- **Instructions for the task**: Repeat all of the material below exactly as written, images excluded.

[Recorded data]
________
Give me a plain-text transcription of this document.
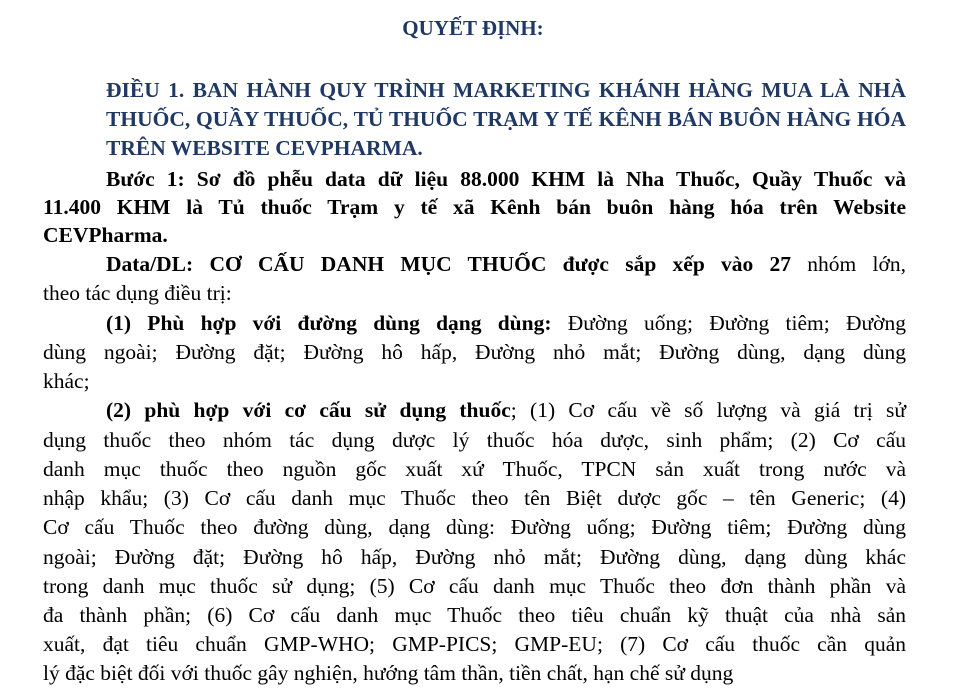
QUYẾT ĐỊNH:
ĐIỀU 1. BAN HÀNH QUY TRÌNH MARKETING KHÁNH HÀNG MUA LÀ NHÀ THUỐC, QUẦY THUỐC, TỦ THUỐC TRẠM Y TẾ KÊNH BÁN BUÔN HÀNG HÓA TRÊN WEBSITE CEVPHARMA.
Bước 1: Sơ đồ phễu data dữ liệu 88.000 KHM là Nha Thuốc, Quầy Thuốc và
11.400 KHM là Tủ thuốc Trạm y tế xã Kênh bán buôn hàng hóa trên Website
CEVPharma.
Data/DL: CƠ CẤU DANH MỤC THUỐC được sắp xếp vào 27 nhóm lớn,
theo tác dụng điều trị:
(1) Phù hợp với đường dùng dạng dùng: Đường uống; Đường tiêm; Đường
dùng ngoài; Đường đặt; Đường hô hấp, Đường nhỏ mắt; Đường dùng, dạng dùng
khác;
(2) phù hợp với cơ cấu sử dụng thuốc; (1) Cơ cấu về số lượng và giá trị sử
dụng thuốc theo nhóm tác dụng dược lý thuốc hóa dược, sinh phẩm; (2) Cơ cấu
danh mục thuốc theo nguồn gốc xuất xứ Thuốc, TPCN sản xuất trong nước và
nhập khẩu; (3) Cơ cấu danh mục Thuốc theo tên Biệt dược gốc – tên Generic; (4)
Cơ cấu Thuốc theo đường dùng, dạng dùng: Đường uống; Đường tiêm; Đường dùng
ngoài; Đường đặt; Đường hô hấp, Đường nhỏ mắt; Đường dùng, dạng dùng khác
trong danh mục thuốc sử dụng; (5) Cơ cấu danh mục Thuốc theo đơn thành phần và
đa thành phần; (6) Cơ cấu danh mục Thuốc theo tiêu chuẩn kỹ thuật của nhà sản
xuất, đạt tiêu chuẩn GMP-WHO; GMP-PICS; GMP-EU; (7) Cơ cấu thuốc cần quản
lý đặc biệt đối với thuốc gây nghiện, hướng tâm thần, tiền chất, hạn chế sử dụng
________
- **Exercise output**:
Give me a plain-text transcription of this document.
QUYẾT ĐỊNH:
ĐIỀU 1. BAN HÀNH QUY TRÌNH MARKETING KHÁNH HÀNG MUA LÀ NHÀ THUỐC, QUẦY THUỐC, TỦ THUỐC TRẠM Y TẾ KÊNH BÁN BUÔN HÀNG HÓA TRÊN WEBSITE CEVPHARMA.
Bước 1: Sơ đồ phễu data dữ liệu 88.000 KHM là Nha Thuốc, Quầy Thuốc và
11.400 KHM là Tủ thuốc Trạm y tế xã Kênh bán buôn hàng hóa trên Website
CEVPharma.
Data/DL: CƠ CẤU DANH MỤC THUỐC được sắp xếp vào 27 nhóm lớn,
theo tác dụng điều trị:
(1) Phù hợp với đường dùng dạng dùng: Đường uống; Đường tiêm; Đường
dùng ngoài; Đường đặt; Đường hô hấp, Đường nhỏ mắt; Đường dùng, dạng dùng
khác;
(2) phù hợp với cơ cấu sử dụng thuốc; (1) Cơ cấu về số lượng và giá trị sử
dụng thuốc theo nhóm tác dụng dược lý thuốc hóa dược, sinh phẩm; (2) Cơ cấu
danh mục thuốc theo nguồn gốc xuất xứ Thuốc, TPCN sản xuất trong nước và
nhập khẩu; (3) Cơ cấu danh mục Thuốc theo tên Biệt dược gốc – tên Generic; (4)
Cơ cấu Thuốc theo đường dùng, dạng dùng: Đường uống; Đường tiêm; Đường dùng
ngoài; Đường đặt; Đường hô hấp, Đường nhỏ mắt; Đường dùng, dạng dùng khác
trong danh mục thuốc sử dụng; (5) Cơ cấu danh mục Thuốc theo đơn thành phần và
đa thành phần; (6) Cơ cấu danh mục Thuốc theo tiêu chuẩn kỹ thuật của nhà sản
xuất, đạt tiêu chuẩn GMP-WHO; GMP-PICS; GMP-EU; (7) Cơ cấu thuốc cần quản
lý đặc biệt đối với thuốc gây nghiện, hướng tâm thần, tiền chất, hạn chế sử dụng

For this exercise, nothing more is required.